┌────────

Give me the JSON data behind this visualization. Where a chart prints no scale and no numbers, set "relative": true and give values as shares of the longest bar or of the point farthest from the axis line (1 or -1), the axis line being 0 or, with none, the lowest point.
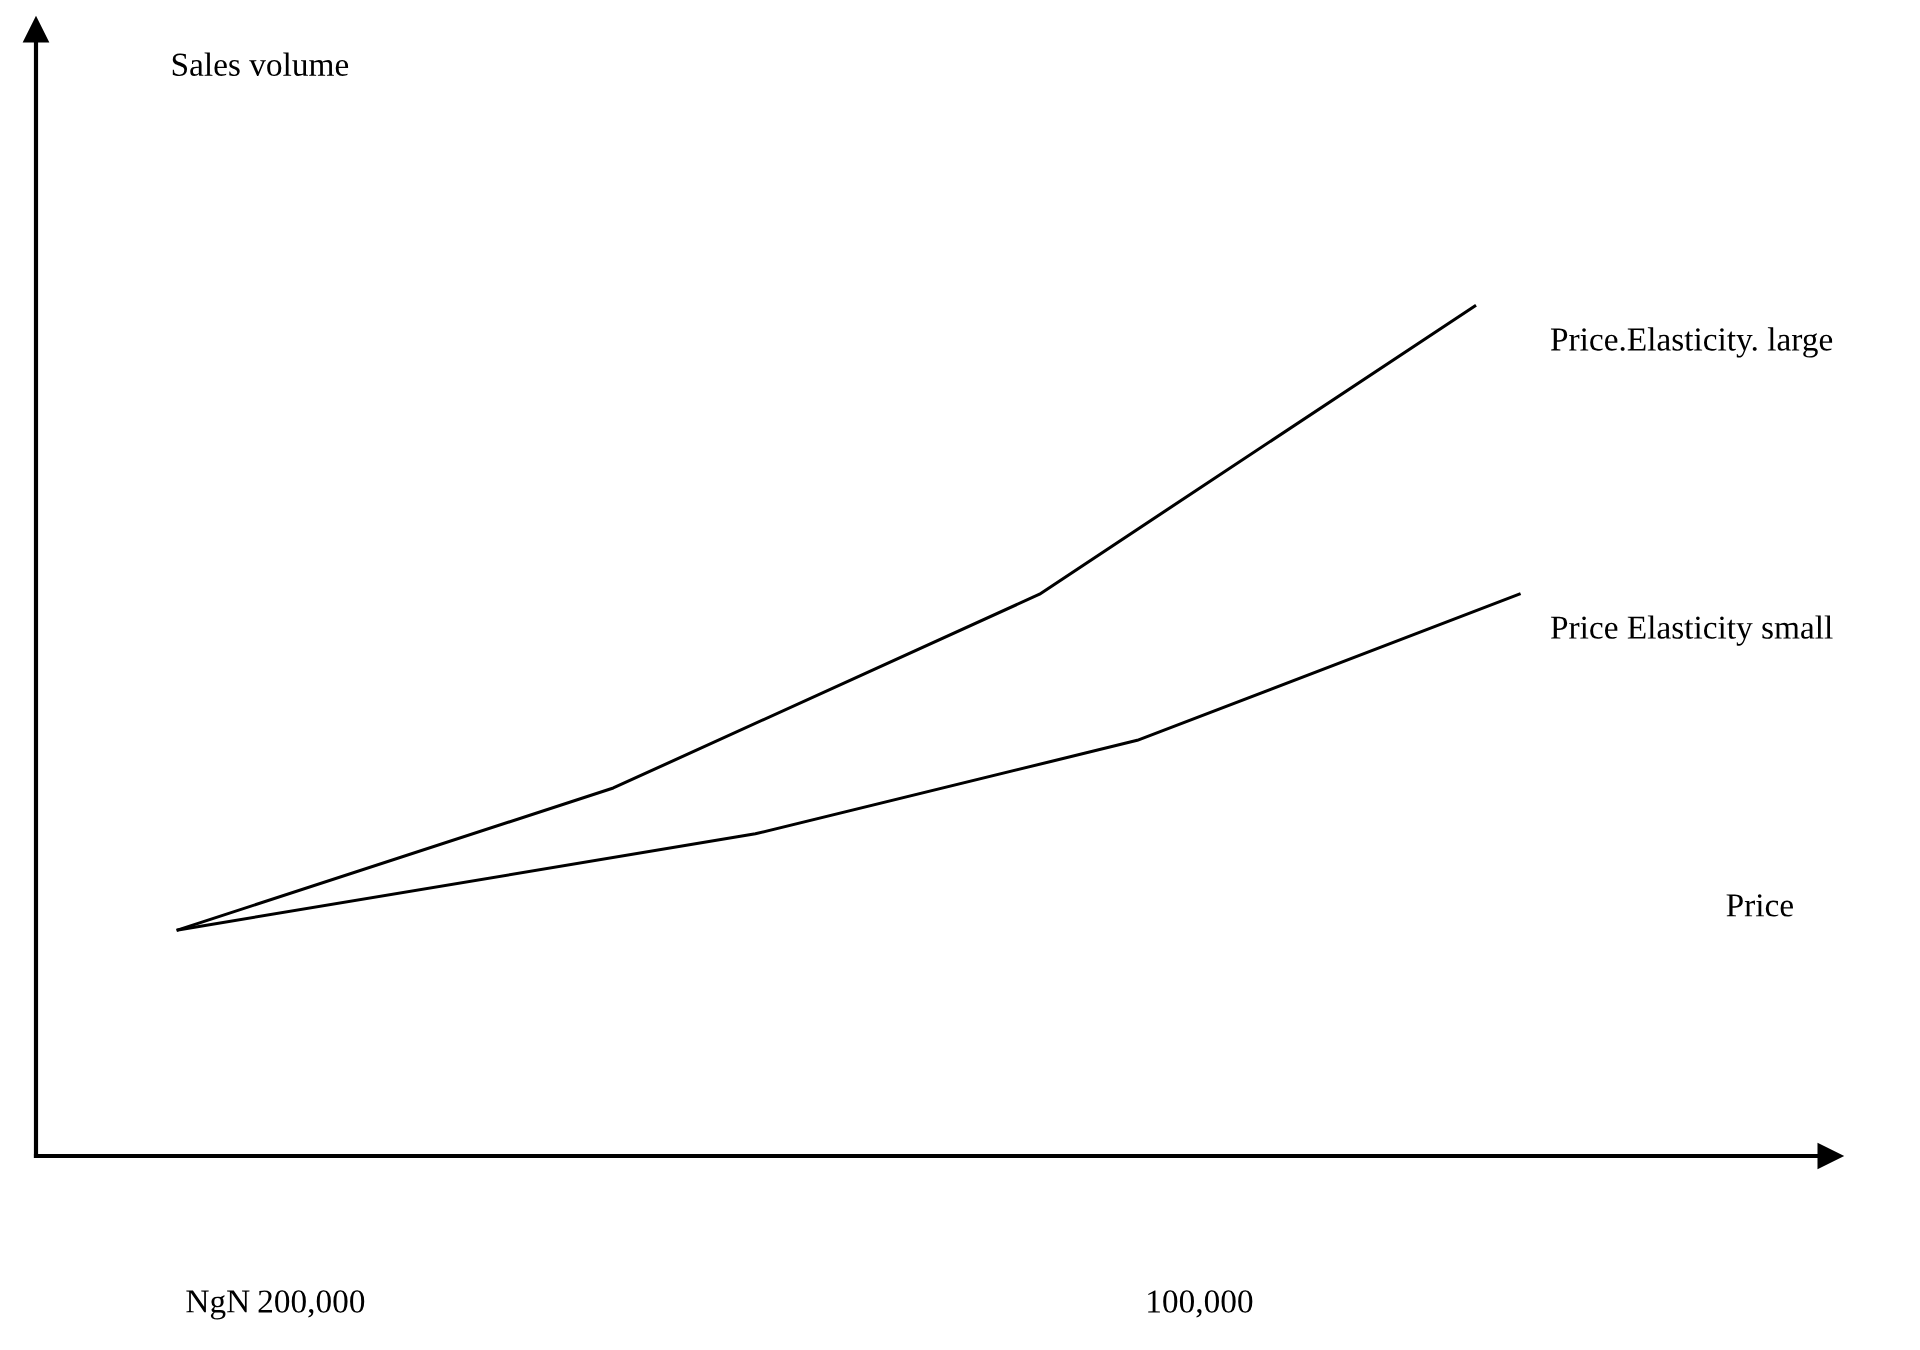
{
  "chart_data": {
    "type": "line",
    "relative": true,
    "xlabel": "Price",
    "xlim": [
      231000,
      29000
    ],
    "xticks": [
      {
        "value": 200000,
        "label": "200,000"
      },
      {
        "value": 100000,
        "label": "100,000"
      }
    ],
    "annotations": [
      "NgN",
      "Sales volume"
    ],
    "series": [
      {
        "name": "Price.Elasticity. large",
        "color": "#000000",
        "x": [
          215000,
          166000,
          118000,
          69000
        ],
        "values": [
          0.266,
          0.433,
          0.661,
          1
        ]
      },
      {
        "name": "Price Elasticity small",
        "color": "#000000",
        "x": [
          215000,
          150000,
          107000,
          64000
        ],
        "values": [
          0.266,
          0.379,
          0.489,
          0.661
        ]
      }
    ],
    "marker": "none",
    "line_style": "solid",
    "grid": false,
    "legend": false
  }
}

└────────

Stated goal:
Repeat the material above verbatim, with no pictures in the output.

The response:
Give me the JSON data behind this visualization. Where a chart prints no scale and no numbers, set "relative": true and give values as shares of the longest bar or of the point farthest from the axis line (1 or -1), the axis line being 0 or, with none, the lowest point.
{
  "chart_data": {
    "type": "line",
    "relative": true,
    "xlabel": "Price",
    "xlim": [
      231000,
      29000
    ],
    "xticks": [
      {
        "value": 200000,
        "label": "200,000"
      },
      {
        "value": 100000,
        "label": "100,000"
      }
    ],
    "annotations": [
      "NgN",
      "Sales volume"
    ],
    "series": [
      {
        "name": "Price.Elasticity. large",
        "color": "#000000",
        "x": [
          215000,
          166000,
          118000,
          69000
        ],
        "values": [
          0.266,
          0.433,
          0.661,
          1
        ]
      },
      {
        "name": "Price Elasticity small",
        "color": "#000000",
        "x": [
          215000,
          150000,
          107000,
          64000
        ],
        "values": [
          0.266,
          0.379,
          0.489,
          0.661
        ]
      }
    ],
    "marker": "none",
    "line_style": "solid",
    "grid": false,
    "legend": false
  }
}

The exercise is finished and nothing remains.